## Action item
Only the pictures stay out; please return all the entries below exactly as written.

## Records supplied
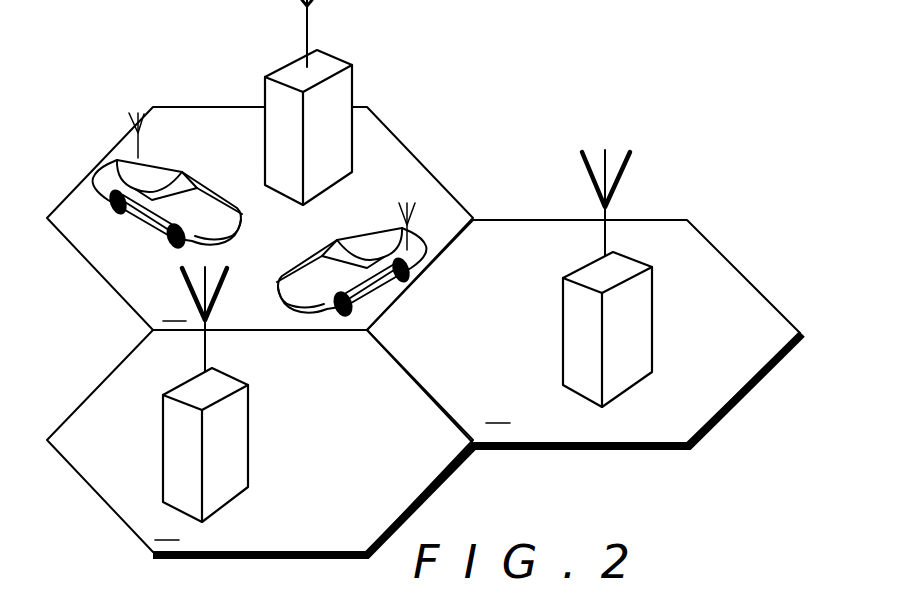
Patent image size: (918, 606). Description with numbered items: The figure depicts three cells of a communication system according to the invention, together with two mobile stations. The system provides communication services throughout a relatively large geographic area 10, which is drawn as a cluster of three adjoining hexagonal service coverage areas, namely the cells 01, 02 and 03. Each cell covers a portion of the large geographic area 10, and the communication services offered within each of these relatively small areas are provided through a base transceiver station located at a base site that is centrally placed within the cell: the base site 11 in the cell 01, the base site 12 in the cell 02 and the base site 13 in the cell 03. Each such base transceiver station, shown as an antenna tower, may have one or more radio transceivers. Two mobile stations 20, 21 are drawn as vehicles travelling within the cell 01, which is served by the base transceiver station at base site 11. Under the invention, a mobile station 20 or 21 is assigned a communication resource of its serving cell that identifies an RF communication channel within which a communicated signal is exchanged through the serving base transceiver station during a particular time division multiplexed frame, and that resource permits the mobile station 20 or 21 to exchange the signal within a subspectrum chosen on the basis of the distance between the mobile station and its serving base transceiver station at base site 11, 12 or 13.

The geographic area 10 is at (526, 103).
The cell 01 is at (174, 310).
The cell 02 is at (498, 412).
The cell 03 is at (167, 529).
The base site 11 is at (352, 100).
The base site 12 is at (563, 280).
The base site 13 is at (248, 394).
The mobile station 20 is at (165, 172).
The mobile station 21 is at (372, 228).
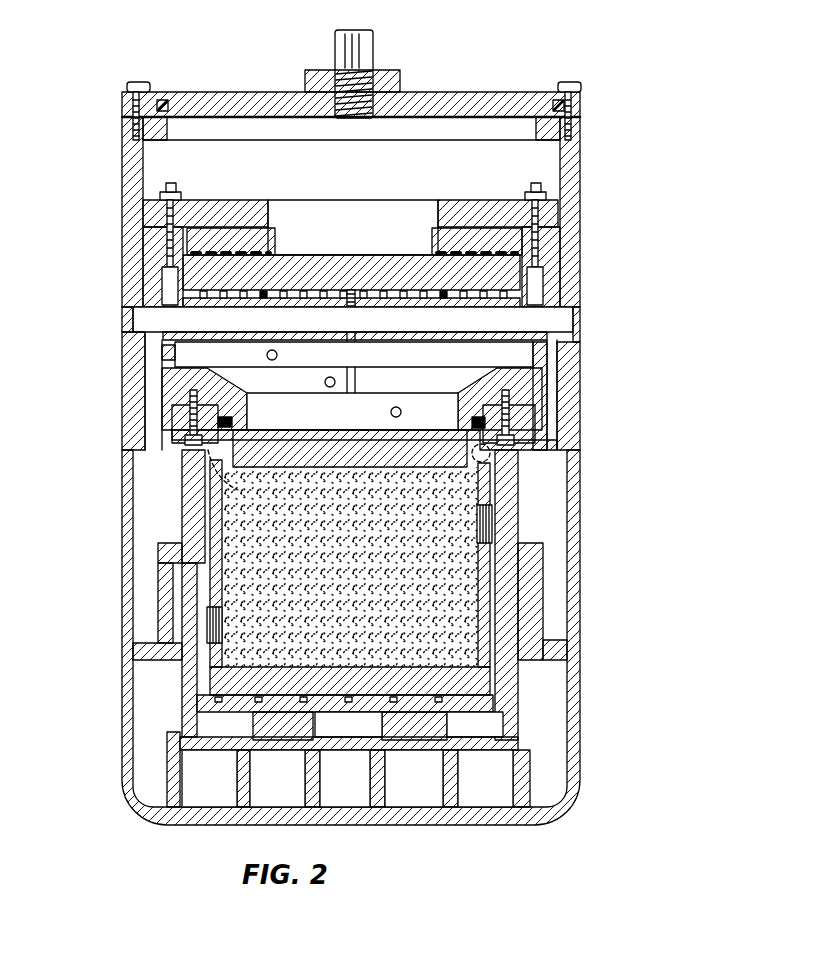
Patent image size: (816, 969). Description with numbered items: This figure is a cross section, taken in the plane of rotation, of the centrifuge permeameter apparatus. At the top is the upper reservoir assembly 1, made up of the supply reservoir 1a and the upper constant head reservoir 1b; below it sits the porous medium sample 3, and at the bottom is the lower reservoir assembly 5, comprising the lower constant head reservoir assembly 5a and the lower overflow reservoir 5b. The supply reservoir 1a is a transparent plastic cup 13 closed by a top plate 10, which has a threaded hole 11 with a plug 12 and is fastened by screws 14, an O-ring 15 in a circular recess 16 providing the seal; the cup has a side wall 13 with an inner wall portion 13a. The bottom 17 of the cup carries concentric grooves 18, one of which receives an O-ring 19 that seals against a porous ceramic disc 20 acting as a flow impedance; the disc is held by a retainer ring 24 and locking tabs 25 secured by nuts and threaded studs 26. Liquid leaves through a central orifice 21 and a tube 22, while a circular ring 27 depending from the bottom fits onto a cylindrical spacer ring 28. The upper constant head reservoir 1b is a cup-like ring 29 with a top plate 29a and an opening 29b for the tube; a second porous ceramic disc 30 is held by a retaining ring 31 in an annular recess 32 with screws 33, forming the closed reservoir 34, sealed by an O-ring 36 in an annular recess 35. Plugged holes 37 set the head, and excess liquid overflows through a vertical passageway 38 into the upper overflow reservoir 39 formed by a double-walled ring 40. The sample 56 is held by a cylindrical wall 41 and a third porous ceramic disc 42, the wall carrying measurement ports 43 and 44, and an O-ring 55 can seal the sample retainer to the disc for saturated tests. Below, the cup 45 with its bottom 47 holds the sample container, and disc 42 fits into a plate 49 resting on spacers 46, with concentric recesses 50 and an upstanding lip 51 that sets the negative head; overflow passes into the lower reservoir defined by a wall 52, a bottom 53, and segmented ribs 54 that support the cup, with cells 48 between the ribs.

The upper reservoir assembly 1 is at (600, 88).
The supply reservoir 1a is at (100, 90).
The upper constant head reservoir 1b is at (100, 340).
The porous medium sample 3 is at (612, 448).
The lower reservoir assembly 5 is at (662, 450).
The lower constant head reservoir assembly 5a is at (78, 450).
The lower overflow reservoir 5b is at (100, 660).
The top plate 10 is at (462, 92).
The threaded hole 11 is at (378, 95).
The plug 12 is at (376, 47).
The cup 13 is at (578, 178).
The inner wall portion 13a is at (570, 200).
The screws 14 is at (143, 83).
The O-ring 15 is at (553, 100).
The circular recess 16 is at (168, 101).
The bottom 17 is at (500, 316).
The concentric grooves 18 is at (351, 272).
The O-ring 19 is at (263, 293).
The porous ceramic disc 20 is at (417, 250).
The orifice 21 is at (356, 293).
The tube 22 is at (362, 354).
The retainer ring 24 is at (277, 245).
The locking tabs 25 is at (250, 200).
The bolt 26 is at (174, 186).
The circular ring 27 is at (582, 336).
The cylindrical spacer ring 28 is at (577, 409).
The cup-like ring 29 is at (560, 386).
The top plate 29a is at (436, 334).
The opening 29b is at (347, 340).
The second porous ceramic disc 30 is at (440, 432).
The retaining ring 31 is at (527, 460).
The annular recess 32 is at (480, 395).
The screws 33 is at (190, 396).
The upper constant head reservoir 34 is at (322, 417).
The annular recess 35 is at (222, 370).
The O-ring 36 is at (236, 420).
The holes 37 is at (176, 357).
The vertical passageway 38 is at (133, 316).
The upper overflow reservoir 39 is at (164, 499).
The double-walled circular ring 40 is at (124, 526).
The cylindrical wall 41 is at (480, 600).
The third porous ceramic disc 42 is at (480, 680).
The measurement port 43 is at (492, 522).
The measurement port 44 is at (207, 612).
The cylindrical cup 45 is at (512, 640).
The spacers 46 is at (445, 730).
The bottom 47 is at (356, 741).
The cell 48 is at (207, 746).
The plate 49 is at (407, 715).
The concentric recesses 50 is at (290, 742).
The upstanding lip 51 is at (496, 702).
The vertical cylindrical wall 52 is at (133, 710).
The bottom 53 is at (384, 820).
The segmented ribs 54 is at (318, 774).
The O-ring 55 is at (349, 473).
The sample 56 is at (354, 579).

## Answer section
Patent image size: (918, 606). Description with numbered items: The figure depicts three cells of a communication system according to the invention, together with two mobile stations. The system provides communication services throughout a relatively large geographic area 10, which is drawn as a cluster of three adjoining hexagonal service coverage areas, namely the cells 01, 02 and 03. Each cell covers a portion of the large geographic area 10, and the communication services offered within each of these relatively small areas are provided through a base transceiver station located at a base site that is centrally placed within the cell: the base site 11 in the cell 01, the base site 12 in the cell 02 and the base site 13 in the cell 03. Each such base transceiver station, shown as an antenna tower, may have one or more radio transceivers. Two mobile stations 20, 21 are drawn as vehicles travelling within the cell 01, which is served by the base transceiver station at base site 11. Under the invention, a mobile station 20 or 21 is assigned a communication resource of its serving cell that identifies an RF communication channel within which a communicated signal is exchanged through the serving base transceiver station during a particular time division multiplexed frame, and that resource permits the mobile station 20 or 21 to exchange the signal within a subspectrum chosen on the basis of the distance between the mobile station and its serving base transceiver station at base site 11, 12 or 13.

The geographic area 10 is at (526, 103).
The cell 01 is at (174, 310).
The cell 02 is at (498, 412).
The cell 03 is at (167, 529).
The base site 11 is at (352, 100).
The base site 12 is at (563, 280).
The base site 13 is at (248, 394).
The mobile station 20 is at (165, 172).
The mobile station 21 is at (372, 228).
Patent image size: (816, 969). Description with numbered items: This figure is a cross section, taken in the plane of rotation, of the centrifuge permeameter apparatus. At the top is the upper reservoir assembly 1, made up of the supply reservoir 1a and the upper constant head reservoir 1b; below it sits the porous medium sample 3, and at the bottom is the lower reservoir assembly 5, comprising the lower constant head reservoir assembly 5a and the lower overflow reservoir 5b. The supply reservoir 1a is a transparent plastic cup 13 closed by a top plate 10, which has a threaded hole 11 with a plug 12 and is fastened by screws 14, an O-ring 15 in a circular recess 16 providing the seal; the cup has a side wall 13 with an inner wall portion 13a. The bottom 17 of the cup carries concentric grooves 18, one of which receives an O-ring 19 that seals against a porous ceramic disc 20 acting as a flow impedance; the disc is held by a retainer ring 24 and locking tabs 25 secured by nuts and threaded studs 26. Liquid leaves through a central orifice 21 and a tube 22, while a circular ring 27 depending from the bottom fits onto a cylindrical spacer ring 28. The upper constant head reservoir 1b is a cup-like ring 29 with a top plate 29a and an opening 29b for the tube; a second porous ceramic disc 30 is held by a retaining ring 31 in an annular recess 32 with screws 33, forming the closed reservoir 34, sealed by an O-ring 36 in an annular recess 35. Plugged holes 37 set the head, and excess liquid overflows through a vertical passageway 38 into the upper overflow reservoir 39 formed by a double-walled ring 40. The sample 56 is held by a cylindrical wall 41 and a third porous ceramic disc 42, the wall carrying measurement ports 43 and 44, and an O-ring 55 can seal the sample retainer to the disc for saturated tests. Below, the cup 45 with its bottom 47 holds the sample container, and disc 42 fits into a plate 49 resting on spacers 46, with concentric recesses 50 and an upstanding lip 51 that sets the negative head; overflow passes into the lower reservoir defined by a wall 52, a bottom 53, and segmented ribs 54 that support the cup, with cells 48 between the ribs.

The upper reservoir assembly 1 is at (600, 88).
The supply reservoir 1a is at (100, 90).
The upper constant head reservoir 1b is at (100, 340).
The porous medium sample 3 is at (612, 448).
The lower reservoir assembly 5 is at (662, 450).
The lower constant head reservoir assembly 5a is at (78, 450).
The lower overflow reservoir 5b is at (100, 660).
The top plate 10 is at (462, 92).
The threaded hole 11 is at (378, 95).
The plug 12 is at (376, 47).
The cup 13 is at (578, 178).
The inner wall portion 13a is at (570, 200).
The screws 14 is at (143, 83).
The O-ring 15 is at (553, 100).
The circular recess 16 is at (168, 101).
The bottom 17 is at (500, 316).
The concentric grooves 18 is at (351, 272).
The O-ring 19 is at (263, 293).
The porous ceramic disc 20 is at (417, 250).
The orifice 21 is at (356, 293).
The tube 22 is at (362, 354).
The retainer ring 24 is at (277, 245).
The locking tabs 25 is at (250, 200).
The bolt 26 is at (174, 186).
The circular ring 27 is at (582, 336).
The cylindrical spacer ring 28 is at (577, 409).
The cup-like ring 29 is at (560, 386).
The top plate 29a is at (436, 334).
The opening 29b is at (347, 340).
The second porous ceramic disc 30 is at (440, 432).
The retaining ring 31 is at (527, 460).
The annular recess 32 is at (480, 395).
The screws 33 is at (190, 396).
The upper constant head reservoir 34 is at (322, 417).
The annular recess 35 is at (222, 370).
The O-ring 36 is at (236, 420).
The holes 37 is at (176, 357).
The vertical passageway 38 is at (133, 316).
The upper overflow reservoir 39 is at (164, 499).
The double-walled circular ring 40 is at (124, 526).
The cylindrical wall 41 is at (480, 600).
The third porous ceramic disc 42 is at (480, 680).
The measurement port 43 is at (492, 522).
The measurement port 44 is at (207, 612).
The cylindrical cup 45 is at (512, 640).
The spacers 46 is at (445, 730).
The bottom 47 is at (356, 741).
The cell 48 is at (207, 746).
The plate 49 is at (407, 715).
The concentric recesses 50 is at (290, 742).
The upstanding lip 51 is at (496, 702).
The vertical cylindrical wall 52 is at (133, 710).
The bottom 53 is at (384, 820).
The segmented ribs 54 is at (318, 774).
The O-ring 55 is at (349, 473).
The sample 56 is at (354, 579).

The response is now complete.